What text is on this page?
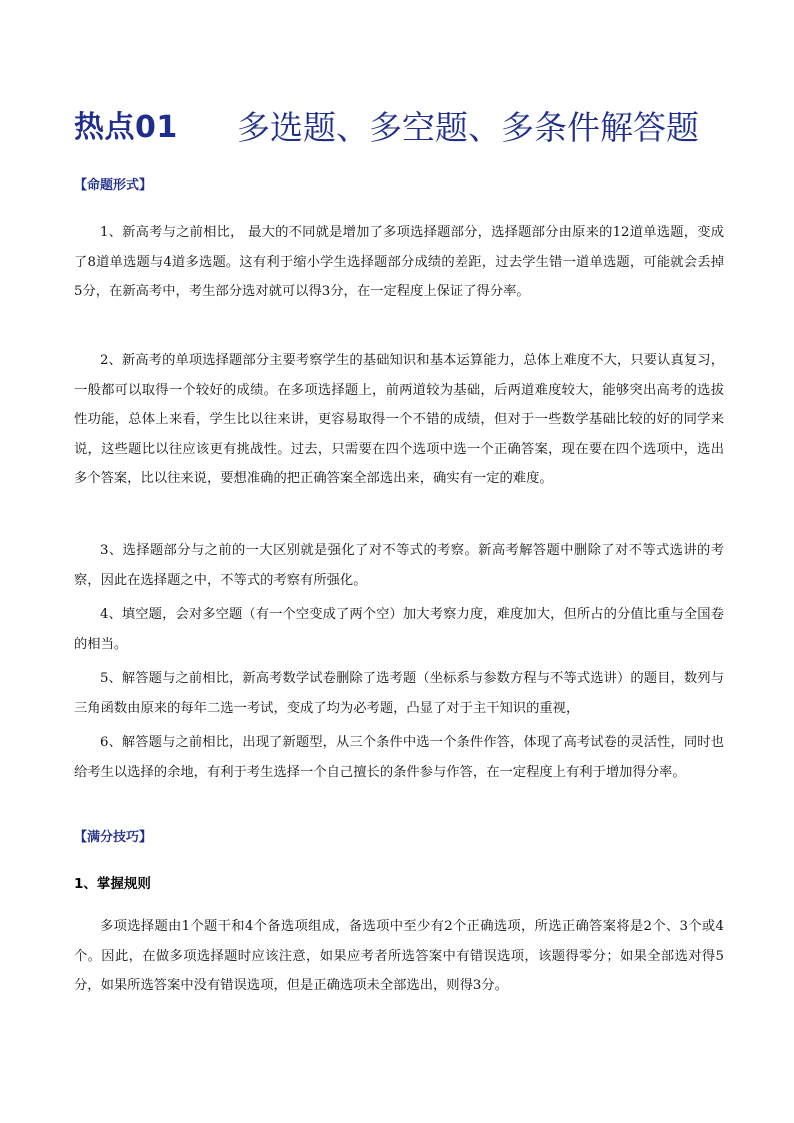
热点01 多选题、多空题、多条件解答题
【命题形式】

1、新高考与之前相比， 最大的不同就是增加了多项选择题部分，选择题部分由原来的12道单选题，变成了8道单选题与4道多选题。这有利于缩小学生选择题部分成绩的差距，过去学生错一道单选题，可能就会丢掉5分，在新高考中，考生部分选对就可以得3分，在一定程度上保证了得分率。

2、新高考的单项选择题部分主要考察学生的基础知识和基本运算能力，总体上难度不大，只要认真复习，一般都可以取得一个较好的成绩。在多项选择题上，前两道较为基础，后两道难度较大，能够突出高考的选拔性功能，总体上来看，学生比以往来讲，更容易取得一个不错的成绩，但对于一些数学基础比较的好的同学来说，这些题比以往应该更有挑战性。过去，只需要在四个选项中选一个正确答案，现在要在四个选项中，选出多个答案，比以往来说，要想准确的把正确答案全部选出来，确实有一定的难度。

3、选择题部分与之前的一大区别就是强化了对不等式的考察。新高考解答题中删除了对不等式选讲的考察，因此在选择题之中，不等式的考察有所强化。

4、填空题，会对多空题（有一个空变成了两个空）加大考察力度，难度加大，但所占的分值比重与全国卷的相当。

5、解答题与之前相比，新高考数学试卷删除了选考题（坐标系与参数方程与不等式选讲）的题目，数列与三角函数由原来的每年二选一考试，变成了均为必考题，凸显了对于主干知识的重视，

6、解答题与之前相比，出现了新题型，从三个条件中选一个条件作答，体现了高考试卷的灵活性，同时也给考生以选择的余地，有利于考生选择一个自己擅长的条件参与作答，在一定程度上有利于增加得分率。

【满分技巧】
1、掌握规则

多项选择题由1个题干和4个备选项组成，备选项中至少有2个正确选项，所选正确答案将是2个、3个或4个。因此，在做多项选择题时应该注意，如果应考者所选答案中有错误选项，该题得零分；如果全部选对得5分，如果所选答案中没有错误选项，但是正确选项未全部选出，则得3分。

...

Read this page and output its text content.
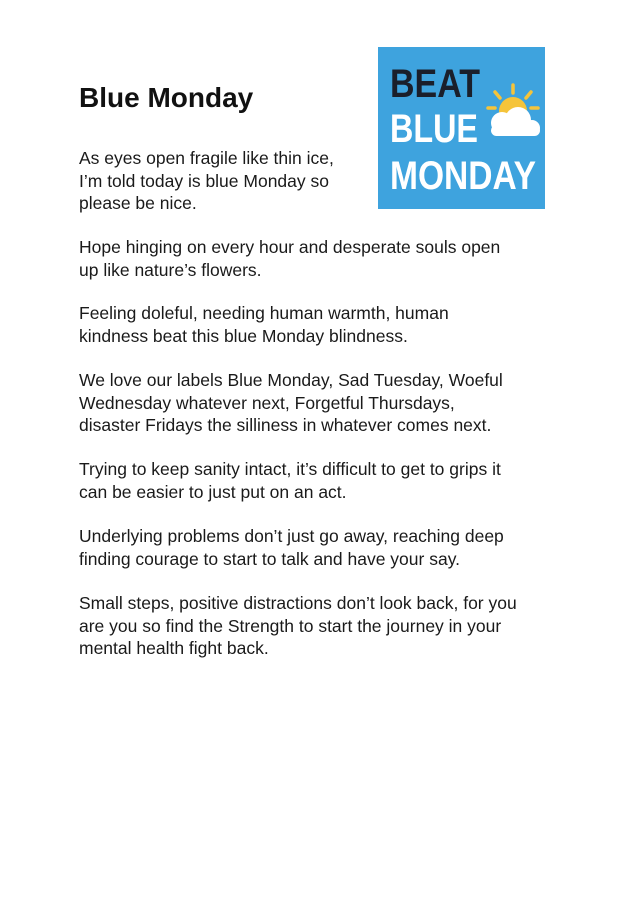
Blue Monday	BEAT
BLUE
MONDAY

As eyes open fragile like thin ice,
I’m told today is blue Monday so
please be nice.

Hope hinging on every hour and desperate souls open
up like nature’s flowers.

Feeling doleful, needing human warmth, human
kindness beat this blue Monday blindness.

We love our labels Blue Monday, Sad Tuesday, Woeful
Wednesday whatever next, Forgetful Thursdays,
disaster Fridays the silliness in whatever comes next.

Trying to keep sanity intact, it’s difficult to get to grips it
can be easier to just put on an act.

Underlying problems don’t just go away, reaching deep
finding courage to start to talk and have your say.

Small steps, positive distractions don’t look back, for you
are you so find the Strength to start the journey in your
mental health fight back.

_EXERCISE GOAL_: Go through the lines above. Select every one that has the string "whatever".

_SOLUTION TO THIS PROBLEM_:
Wednesday whatever next, Forgetful Thursdays,
disaster Fridays the silliness in whatever comes next.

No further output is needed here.